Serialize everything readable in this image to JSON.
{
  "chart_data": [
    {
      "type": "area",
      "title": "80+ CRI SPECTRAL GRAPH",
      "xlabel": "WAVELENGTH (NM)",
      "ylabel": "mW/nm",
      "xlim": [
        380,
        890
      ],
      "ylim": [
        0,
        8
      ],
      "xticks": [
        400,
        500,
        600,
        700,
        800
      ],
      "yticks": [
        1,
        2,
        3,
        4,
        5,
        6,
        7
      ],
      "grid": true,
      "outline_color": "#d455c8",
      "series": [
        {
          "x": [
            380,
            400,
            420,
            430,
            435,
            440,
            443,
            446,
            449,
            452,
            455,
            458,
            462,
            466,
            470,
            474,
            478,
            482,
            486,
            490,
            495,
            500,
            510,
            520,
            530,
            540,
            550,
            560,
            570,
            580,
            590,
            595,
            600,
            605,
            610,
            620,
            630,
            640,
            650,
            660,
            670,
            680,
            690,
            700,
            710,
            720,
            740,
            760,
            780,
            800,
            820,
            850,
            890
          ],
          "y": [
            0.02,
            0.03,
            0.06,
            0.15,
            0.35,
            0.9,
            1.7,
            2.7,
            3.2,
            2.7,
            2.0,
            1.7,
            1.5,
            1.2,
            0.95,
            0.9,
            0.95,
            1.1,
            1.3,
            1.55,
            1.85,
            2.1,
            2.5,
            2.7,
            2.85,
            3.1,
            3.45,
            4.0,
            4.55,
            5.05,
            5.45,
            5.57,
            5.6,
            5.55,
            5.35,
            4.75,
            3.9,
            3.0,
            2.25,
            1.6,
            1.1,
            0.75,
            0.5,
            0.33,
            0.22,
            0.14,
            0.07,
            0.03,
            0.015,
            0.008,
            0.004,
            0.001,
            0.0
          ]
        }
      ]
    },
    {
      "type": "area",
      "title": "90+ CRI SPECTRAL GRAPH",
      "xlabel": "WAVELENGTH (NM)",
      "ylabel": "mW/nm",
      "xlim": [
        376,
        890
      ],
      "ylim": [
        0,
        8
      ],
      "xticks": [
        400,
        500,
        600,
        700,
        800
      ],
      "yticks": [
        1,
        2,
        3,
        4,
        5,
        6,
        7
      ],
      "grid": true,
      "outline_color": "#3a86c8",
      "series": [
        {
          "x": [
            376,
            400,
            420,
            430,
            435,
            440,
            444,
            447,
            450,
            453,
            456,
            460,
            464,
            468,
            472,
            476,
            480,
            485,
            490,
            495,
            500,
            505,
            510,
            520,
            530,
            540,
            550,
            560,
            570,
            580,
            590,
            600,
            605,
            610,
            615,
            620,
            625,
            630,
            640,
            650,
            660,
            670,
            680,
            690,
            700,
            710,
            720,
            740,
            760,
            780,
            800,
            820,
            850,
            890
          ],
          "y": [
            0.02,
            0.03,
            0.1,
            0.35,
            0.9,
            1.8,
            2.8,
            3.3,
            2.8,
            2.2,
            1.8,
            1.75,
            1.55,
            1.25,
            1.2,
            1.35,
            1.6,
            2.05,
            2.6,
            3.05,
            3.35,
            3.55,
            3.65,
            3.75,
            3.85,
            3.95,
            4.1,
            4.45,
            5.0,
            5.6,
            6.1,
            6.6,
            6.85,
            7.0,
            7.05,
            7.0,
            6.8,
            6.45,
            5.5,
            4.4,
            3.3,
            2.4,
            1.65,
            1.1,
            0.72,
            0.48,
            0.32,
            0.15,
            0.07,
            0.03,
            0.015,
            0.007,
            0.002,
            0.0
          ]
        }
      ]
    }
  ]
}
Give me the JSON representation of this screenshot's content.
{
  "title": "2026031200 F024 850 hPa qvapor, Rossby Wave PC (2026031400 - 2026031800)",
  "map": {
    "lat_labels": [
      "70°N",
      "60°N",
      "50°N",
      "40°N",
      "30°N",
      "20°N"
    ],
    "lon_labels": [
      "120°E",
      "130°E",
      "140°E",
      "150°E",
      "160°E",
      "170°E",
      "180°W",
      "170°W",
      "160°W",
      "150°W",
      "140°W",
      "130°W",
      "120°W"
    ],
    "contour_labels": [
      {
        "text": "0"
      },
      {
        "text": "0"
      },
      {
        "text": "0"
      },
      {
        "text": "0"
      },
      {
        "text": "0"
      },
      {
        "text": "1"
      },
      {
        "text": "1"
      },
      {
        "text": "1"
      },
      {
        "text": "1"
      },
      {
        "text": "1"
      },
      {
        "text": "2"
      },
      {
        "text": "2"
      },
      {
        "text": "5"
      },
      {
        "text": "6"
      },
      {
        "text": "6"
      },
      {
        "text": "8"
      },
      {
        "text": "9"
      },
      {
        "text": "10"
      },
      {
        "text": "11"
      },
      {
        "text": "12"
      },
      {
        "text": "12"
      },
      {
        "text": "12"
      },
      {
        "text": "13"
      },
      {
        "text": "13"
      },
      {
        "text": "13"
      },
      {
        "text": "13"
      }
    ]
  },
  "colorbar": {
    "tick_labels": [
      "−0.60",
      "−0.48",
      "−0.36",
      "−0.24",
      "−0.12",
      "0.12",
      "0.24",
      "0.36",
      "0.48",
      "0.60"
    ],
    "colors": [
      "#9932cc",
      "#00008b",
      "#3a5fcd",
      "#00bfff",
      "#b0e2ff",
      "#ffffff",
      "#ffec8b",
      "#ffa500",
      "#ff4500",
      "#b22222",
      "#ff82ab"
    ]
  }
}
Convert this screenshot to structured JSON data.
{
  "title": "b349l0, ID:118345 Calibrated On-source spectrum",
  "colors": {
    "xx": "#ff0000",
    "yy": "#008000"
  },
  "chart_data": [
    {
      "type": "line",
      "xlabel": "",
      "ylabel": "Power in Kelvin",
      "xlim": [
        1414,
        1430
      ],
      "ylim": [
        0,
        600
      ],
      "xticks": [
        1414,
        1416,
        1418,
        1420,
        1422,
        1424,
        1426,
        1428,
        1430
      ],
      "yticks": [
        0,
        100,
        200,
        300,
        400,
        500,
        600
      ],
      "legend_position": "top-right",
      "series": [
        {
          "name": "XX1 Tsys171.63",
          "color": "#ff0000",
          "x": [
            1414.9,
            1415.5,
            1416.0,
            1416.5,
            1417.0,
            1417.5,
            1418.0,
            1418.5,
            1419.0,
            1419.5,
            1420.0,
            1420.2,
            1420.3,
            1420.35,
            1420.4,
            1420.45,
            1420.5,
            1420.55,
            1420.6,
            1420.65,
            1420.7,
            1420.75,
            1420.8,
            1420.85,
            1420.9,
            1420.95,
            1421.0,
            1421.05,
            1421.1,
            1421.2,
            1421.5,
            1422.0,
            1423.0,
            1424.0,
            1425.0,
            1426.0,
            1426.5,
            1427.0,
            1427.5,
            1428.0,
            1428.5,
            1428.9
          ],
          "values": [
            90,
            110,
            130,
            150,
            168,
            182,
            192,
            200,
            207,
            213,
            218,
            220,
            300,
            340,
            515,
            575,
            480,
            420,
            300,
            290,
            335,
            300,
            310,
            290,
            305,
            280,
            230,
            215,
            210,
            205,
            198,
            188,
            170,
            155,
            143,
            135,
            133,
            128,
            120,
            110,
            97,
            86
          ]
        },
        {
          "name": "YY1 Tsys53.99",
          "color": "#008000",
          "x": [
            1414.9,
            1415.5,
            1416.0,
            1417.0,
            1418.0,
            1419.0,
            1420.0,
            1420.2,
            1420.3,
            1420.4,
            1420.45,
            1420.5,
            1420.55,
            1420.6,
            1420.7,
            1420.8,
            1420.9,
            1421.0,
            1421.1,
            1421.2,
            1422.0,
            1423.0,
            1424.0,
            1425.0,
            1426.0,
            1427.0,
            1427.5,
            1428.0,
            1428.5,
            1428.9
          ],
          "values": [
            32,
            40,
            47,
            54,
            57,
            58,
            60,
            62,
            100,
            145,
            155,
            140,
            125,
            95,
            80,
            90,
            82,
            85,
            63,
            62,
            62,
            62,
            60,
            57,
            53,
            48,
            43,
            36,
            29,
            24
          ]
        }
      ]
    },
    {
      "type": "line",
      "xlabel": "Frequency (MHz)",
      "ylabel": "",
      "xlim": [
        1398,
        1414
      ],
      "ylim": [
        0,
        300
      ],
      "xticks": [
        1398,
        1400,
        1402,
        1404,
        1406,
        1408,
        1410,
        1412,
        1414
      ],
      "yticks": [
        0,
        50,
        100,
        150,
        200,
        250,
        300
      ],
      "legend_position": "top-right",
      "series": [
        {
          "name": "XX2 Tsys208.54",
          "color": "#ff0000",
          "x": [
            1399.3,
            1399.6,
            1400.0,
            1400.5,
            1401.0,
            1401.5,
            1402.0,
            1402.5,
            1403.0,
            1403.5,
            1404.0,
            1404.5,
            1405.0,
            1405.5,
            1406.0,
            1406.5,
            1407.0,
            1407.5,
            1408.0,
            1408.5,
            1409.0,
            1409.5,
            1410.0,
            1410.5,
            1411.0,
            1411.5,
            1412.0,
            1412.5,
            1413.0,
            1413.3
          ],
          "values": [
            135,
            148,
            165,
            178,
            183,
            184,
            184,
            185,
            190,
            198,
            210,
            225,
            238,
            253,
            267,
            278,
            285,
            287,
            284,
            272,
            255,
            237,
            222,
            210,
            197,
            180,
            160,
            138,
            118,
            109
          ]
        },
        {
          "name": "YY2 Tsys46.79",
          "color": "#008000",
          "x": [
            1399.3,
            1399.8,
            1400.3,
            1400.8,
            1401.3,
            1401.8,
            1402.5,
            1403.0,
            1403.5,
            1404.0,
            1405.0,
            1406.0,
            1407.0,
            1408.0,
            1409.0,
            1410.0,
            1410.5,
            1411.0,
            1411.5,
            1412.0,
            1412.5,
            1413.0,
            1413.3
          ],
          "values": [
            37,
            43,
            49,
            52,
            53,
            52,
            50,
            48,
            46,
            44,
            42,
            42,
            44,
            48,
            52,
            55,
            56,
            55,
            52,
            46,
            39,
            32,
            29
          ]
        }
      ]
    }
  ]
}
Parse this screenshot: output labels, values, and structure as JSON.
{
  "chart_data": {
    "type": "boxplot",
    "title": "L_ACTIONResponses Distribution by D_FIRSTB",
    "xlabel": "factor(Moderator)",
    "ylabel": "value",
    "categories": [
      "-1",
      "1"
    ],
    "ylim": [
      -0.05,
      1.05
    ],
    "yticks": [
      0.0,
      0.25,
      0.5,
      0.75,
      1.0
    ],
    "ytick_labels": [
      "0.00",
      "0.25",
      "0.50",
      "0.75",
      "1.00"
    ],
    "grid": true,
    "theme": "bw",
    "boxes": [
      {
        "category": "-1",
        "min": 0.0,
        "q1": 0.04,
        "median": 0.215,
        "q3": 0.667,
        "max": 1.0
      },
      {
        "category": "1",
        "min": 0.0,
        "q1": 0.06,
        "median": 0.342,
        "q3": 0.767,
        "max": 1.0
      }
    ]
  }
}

■ Instructions for the task:
Find the word "SPECTRAL" in the entries above and gather every line that holds it.

■ Solution to this exercise:
      "title": "80+ CRI SPECTRAL GRAPH",
      "title": "90+ CRI SPECTRAL GRAPH",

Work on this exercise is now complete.